→ Your instructions
Copy each line that contains the word "title".

━━━━━━━━━━━━━━━━━━━━

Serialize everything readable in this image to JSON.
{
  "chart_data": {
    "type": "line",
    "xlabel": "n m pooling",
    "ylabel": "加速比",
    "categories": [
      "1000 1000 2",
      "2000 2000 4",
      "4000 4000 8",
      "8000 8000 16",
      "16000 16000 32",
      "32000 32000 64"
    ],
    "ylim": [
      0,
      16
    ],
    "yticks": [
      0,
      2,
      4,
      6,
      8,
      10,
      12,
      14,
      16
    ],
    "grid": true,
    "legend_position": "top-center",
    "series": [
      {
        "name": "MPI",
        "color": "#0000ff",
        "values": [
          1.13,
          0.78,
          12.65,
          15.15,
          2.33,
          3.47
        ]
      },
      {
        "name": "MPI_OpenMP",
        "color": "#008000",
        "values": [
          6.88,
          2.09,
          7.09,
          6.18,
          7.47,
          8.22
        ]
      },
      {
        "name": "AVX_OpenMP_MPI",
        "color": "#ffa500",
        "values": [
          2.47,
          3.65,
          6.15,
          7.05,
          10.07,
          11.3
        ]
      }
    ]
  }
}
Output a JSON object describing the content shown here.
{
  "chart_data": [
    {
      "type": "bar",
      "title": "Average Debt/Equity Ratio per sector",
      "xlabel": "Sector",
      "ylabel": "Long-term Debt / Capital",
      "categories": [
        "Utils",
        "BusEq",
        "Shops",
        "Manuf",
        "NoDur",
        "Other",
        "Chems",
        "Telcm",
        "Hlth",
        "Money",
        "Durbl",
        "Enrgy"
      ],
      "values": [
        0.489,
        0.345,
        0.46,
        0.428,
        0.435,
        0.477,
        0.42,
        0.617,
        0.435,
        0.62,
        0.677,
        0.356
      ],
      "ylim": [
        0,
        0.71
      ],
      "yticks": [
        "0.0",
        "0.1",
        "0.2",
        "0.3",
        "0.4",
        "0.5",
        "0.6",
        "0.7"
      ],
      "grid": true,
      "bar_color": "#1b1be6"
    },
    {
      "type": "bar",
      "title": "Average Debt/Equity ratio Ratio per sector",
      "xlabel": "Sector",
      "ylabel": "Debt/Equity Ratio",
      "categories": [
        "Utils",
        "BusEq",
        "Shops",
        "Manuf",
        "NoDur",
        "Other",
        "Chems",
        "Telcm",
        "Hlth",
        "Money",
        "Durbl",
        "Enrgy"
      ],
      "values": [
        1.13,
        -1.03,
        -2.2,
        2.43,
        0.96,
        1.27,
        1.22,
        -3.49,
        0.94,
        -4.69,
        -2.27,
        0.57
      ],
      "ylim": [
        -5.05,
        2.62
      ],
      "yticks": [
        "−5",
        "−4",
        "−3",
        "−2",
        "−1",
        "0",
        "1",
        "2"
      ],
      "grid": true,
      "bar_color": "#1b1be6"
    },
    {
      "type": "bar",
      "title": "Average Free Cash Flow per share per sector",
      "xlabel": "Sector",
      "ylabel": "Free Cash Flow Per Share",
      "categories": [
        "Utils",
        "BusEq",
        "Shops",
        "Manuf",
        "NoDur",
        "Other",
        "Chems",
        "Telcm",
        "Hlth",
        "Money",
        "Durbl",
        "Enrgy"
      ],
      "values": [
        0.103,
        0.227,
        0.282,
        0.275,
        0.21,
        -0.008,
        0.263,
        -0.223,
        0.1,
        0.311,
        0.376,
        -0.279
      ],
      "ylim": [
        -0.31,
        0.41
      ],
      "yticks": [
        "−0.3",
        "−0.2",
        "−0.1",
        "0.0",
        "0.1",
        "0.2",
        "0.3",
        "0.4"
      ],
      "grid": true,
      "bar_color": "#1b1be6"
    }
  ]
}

━━━━━━━━━━━━━━━━━━━━

→ Worked solution
      "title": "Average Debt/Equity Ratio per sector",
      "title": "Average Debt/Equity ratio Ratio per sector",
      "title": "Average Free Cash Flow per share per sector",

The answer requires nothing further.